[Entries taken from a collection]
────────────────

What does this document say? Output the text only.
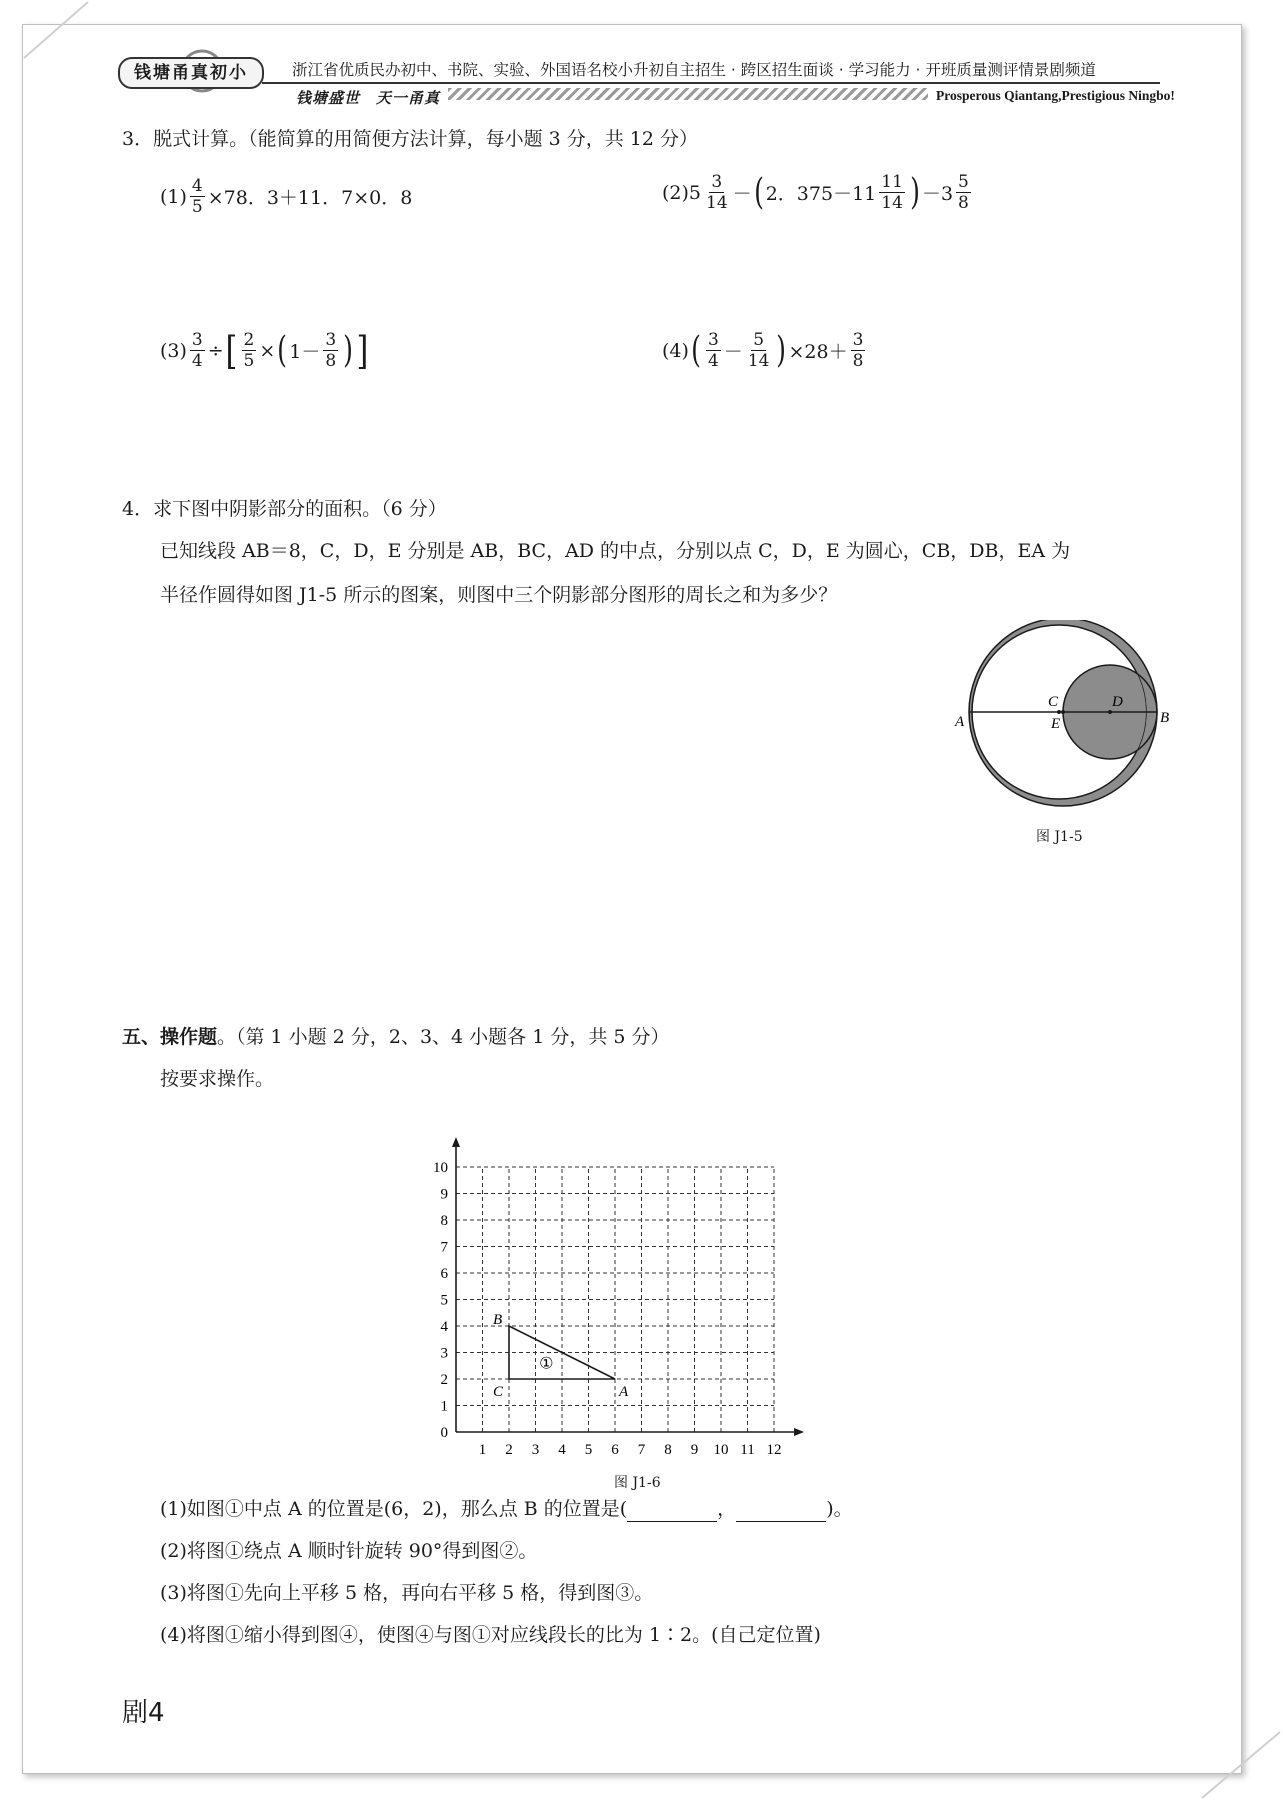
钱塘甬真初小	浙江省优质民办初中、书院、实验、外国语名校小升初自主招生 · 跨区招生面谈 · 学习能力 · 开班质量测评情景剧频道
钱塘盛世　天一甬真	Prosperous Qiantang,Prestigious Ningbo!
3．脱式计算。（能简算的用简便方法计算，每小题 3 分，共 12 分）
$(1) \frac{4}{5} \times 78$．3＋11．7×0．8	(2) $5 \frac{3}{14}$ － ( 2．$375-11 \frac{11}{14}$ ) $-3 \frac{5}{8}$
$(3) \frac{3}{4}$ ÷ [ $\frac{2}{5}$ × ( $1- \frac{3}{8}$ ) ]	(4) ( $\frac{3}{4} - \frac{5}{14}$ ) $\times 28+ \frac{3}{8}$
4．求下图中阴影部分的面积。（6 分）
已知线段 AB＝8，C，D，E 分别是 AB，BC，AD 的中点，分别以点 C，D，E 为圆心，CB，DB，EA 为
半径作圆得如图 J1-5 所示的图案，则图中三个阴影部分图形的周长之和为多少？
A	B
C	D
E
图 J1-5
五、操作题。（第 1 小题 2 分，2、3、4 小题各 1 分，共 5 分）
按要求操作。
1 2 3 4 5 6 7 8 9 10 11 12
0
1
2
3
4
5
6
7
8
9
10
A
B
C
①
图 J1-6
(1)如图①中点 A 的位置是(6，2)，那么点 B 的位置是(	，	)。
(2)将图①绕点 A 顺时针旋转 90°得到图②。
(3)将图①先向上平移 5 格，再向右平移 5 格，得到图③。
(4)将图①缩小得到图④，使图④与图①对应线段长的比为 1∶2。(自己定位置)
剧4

────────────────

* _What is required_
Gather up every line in the data above that contains the word "frac", copying each one.

* _The output_
$(1) \frac{4}{5} \times 78$．3＋11．7×0．8	(2) $5 \frac{3}{14}$ － ( 2．$375-11 \frac{11}{14}$ ) $-3 \frac{5}{8}$
$(3) \frac{3}{4}$ ÷ [ $\frac{2}{5}$ × ( $1- \frac{3}{8}$ ) ]	(4) ( $\frac{3}{4} - \frac{5}{14}$ ) $\times 28+ \frac{3}{8}$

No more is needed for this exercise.